### WRITTEN EXERCISE:
In the listing below, locate the lines bearing the word "SKILL". Copy every one of them.

### EXTRACTED INFORMATION:
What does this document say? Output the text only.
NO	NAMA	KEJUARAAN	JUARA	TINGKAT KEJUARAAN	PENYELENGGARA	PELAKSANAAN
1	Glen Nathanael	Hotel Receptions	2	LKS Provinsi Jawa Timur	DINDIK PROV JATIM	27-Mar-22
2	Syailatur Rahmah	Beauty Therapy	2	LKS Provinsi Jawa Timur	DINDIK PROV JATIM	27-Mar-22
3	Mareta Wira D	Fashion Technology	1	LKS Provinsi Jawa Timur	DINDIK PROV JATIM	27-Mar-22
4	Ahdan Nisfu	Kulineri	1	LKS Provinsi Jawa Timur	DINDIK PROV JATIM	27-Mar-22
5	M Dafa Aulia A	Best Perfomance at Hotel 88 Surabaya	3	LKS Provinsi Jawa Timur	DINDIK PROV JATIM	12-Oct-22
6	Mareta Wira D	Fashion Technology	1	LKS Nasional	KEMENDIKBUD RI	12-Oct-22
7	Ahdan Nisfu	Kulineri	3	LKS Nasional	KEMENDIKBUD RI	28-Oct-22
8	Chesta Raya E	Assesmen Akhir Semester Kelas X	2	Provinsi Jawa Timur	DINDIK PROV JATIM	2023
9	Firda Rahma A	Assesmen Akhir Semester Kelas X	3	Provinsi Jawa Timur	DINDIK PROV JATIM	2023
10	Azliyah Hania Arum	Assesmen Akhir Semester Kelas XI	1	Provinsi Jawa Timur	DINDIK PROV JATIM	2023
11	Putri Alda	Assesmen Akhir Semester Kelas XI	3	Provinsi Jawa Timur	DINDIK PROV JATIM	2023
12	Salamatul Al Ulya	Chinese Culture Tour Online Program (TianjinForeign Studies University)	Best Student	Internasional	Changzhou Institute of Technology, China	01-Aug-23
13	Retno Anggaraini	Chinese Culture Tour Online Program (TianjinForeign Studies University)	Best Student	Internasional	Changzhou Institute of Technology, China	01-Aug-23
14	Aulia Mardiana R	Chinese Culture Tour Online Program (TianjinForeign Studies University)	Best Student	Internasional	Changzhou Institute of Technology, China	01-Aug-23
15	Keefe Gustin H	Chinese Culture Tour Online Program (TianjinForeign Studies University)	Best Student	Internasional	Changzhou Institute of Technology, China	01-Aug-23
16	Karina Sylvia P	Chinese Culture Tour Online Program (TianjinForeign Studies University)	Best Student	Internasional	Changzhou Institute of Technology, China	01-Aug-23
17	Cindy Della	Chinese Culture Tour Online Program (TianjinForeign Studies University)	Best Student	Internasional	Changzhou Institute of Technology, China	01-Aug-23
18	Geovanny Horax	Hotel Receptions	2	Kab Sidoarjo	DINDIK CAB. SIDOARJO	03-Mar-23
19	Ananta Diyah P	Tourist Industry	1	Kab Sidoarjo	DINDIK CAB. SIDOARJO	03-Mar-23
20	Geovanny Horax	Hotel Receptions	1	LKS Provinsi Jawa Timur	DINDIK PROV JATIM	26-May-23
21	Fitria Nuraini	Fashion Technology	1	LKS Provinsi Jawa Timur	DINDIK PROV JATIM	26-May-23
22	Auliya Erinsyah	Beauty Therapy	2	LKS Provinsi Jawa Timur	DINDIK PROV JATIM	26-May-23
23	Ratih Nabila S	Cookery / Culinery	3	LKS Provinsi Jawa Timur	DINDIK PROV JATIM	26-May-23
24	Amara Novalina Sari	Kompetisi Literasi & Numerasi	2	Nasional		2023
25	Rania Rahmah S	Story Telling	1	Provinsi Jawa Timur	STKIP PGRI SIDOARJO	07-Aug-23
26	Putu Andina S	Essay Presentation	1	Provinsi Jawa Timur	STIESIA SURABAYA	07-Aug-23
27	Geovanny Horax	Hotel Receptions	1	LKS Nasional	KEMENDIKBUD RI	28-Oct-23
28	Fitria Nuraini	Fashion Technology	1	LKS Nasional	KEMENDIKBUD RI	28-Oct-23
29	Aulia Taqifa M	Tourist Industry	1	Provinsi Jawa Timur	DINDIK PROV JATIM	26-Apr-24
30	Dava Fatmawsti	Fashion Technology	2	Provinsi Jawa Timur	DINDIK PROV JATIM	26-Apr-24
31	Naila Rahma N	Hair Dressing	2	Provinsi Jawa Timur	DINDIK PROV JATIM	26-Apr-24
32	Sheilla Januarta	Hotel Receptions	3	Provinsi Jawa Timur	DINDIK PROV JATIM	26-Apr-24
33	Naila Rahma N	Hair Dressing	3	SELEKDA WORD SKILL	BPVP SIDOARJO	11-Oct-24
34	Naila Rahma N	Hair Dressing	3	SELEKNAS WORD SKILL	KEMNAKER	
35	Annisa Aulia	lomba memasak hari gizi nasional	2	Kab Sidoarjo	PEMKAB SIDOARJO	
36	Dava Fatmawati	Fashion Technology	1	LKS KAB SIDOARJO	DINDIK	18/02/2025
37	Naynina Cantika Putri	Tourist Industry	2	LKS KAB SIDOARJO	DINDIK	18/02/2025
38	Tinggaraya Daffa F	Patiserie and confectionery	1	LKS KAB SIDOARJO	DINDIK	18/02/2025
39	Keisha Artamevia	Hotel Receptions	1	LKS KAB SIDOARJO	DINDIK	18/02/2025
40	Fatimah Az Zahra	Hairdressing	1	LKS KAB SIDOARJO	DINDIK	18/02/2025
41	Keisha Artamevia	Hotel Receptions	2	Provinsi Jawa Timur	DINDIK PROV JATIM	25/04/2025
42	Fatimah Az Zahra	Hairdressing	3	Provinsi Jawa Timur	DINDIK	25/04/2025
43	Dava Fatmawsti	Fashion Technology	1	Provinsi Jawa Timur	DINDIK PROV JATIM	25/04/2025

### SOLUTION:
33	Naila Rahma N	Hair Dressing	3	SELEKDA WORD SKILL	BPVP SIDOARJO	11-Oct-24
34	Naila Rahma N	Hair Dressing	3	SELEKNAS WORD SKILL	KEMNAKER	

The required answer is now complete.